-- START OF Records to process --

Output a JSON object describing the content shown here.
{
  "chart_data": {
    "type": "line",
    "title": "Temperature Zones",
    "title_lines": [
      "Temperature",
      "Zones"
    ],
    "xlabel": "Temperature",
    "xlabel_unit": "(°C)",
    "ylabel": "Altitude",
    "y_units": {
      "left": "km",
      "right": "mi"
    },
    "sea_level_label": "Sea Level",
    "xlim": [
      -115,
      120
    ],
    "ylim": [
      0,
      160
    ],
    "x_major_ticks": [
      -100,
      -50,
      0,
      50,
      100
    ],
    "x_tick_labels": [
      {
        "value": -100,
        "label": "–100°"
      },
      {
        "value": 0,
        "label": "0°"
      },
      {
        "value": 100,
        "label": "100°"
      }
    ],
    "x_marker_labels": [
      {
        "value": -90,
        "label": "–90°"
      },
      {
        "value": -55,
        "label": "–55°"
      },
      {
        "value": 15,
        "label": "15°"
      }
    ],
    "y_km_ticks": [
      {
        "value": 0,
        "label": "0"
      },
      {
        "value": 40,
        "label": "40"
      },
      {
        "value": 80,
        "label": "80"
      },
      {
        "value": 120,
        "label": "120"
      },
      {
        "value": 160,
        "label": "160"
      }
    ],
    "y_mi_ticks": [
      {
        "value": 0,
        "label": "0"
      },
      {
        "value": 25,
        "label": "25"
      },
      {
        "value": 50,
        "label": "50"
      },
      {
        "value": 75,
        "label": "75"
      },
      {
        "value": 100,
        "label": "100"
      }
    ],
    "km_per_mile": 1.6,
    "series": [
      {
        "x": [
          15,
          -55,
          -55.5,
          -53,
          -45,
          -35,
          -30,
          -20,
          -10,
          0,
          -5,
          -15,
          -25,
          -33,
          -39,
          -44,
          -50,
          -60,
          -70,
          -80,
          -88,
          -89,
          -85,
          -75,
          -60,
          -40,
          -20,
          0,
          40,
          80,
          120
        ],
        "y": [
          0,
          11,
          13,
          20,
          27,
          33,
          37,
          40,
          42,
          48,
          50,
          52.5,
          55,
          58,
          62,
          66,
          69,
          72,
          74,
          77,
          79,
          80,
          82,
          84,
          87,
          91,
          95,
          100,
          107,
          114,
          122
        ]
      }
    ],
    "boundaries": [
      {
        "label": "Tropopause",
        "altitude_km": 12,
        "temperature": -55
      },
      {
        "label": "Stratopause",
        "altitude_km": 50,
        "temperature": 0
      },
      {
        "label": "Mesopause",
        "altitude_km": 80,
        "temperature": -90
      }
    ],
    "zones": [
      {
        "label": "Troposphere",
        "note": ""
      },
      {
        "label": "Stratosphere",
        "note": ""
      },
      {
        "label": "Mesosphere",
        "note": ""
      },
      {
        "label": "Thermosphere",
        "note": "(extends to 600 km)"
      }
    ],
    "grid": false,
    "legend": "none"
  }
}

-- END OF Records to process --

Please reproduce all of the entries exactly as they stand.

Output a JSON object describing the content shown here.
{
  "chart_data": {
    "type": "line",
    "title": "Temperature Zones",
    "title_lines": [
      "Temperature",
      "Zones"
    ],
    "xlabel": "Temperature",
    "xlabel_unit": "(°C)",
    "ylabel": "Altitude",
    "y_units": {
      "left": "km",
      "right": "mi"
    },
    "sea_level_label": "Sea Level",
    "xlim": [
      -115,
      120
    ],
    "ylim": [
      0,
      160
    ],
    "x_major_ticks": [
      -100,
      -50,
      0,
      50,
      100
    ],
    "x_tick_labels": [
      {
        "value": -100,
        "label": "–100°"
      },
      {
        "value": 0,
        "label": "0°"
      },
      {
        "value": 100,
        "label": "100°"
      }
    ],
    "x_marker_labels": [
      {
        "value": -90,
        "label": "–90°"
      },
      {
        "value": -55,
        "label": "–55°"
      },
      {
        "value": 15,
        "label": "15°"
      }
    ],
    "y_km_ticks": [
      {
        "value": 0,
        "label": "0"
      },
      {
        "value": 40,
        "label": "40"
      },
      {
        "value": 80,
        "label": "80"
      },
      {
        "value": 120,
        "label": "120"
      },
      {
        "value": 160,
        "label": "160"
      }
    ],
    "y_mi_ticks": [
      {
        "value": 0,
        "label": "0"
      },
      {
        "value": 25,
        "label": "25"
      },
      {
        "value": 50,
        "label": "50"
      },
      {
        "value": 75,
        "label": "75"
      },
      {
        "value": 100,
        "label": "100"
      }
    ],
    "km_per_mile": 1.6,
    "series": [
      {
        "x": [
          15,
          -55,
          -55.5,
          -53,
          -45,
          -35,
          -30,
          -20,
          -10,
          0,
          -5,
          -15,
          -25,
          -33,
          -39,
          -44,
          -50,
          -60,
          -70,
          -80,
          -88,
          -89,
          -85,
          -75,
          -60,
          -40,
          -20,
          0,
          40,
          80,
          120
        ],
        "y": [
          0,
          11,
          13,
          20,
          27,
          33,
          37,
          40,
          42,
          48,
          50,
          52.5,
          55,
          58,
          62,
          66,
          69,
          72,
          74,
          77,
          79,
          80,
          82,
          84,
          87,
          91,
          95,
          100,
          107,
          114,
          122
        ]
      }
    ],
    "boundaries": [
      {
        "label": "Tropopause",
        "altitude_km": 12,
        "temperature": -55
      },
      {
        "label": "Stratopause",
        "altitude_km": 50,
        "temperature": 0
      },
      {
        "label": "Mesopause",
        "altitude_km": 80,
        "temperature": -90
      }
    ],
    "zones": [
      {
        "label": "Troposphere",
        "note": ""
      },
      {
        "label": "Stratosphere",
        "note": ""
      },
      {
        "label": "Mesosphere",
        "note": ""
      },
      {
        "label": "Thermosphere",
        "note": "(extends to 600 km)"
      }
    ],
    "grid": false,
    "legend": "none"
  }
}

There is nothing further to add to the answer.